**PROBLEM TO WORK ON**.
From the records below, pull each line that has "anything".

+-------+

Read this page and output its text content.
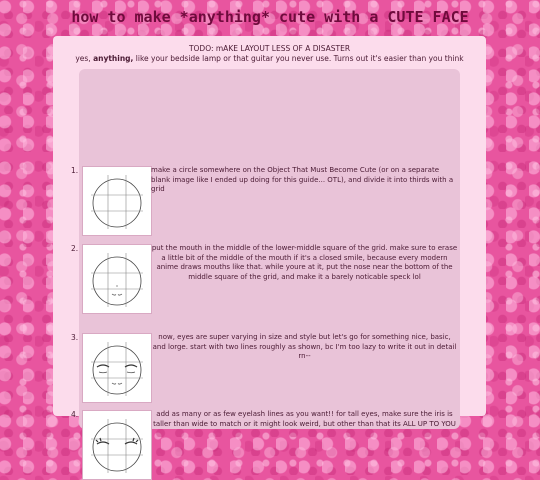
how to make *anything* cute with a CUTE FACE
TODO: mAKE LAYOUT LESS OF A DISASTER
yes, anything, like your bedside lamp or that guitar you never use. Turns out it's easier than you think
1.	make a circle somewhere on the Object That Must Become Cute (or on a separate blank image like I ended up doing for this guide... OTL), and divide it into thirds with a grid
2.	put the mouth in the middle of the lower-middle square of the grid. make sure to erase a little bit of the middle of the mouth if it's a closed smile, because every modern anime draws mouths like that. while youre at it, put the nose near the bottom of the middle square of the grid, and make it a barely noticable speck lol
3.	now, eyes are super varying in size and style but let's go for something nice, basic, and lorge. start with two lines roughly as shown, bc I'm too lazy to write it out in detail rn--
4.	add as many or as few eyelash lines as you want!! for tall eyes, make sure the iris is taller than wide to match or it might look weird, but other than that its ALL UP TO YOU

+-------+

**RESPONSE BELOW**.
how to make *anything* cute with a CUTE FACE
yes, anything, like your bedside lamp or that guitar you never use. Turns out it's easier than you think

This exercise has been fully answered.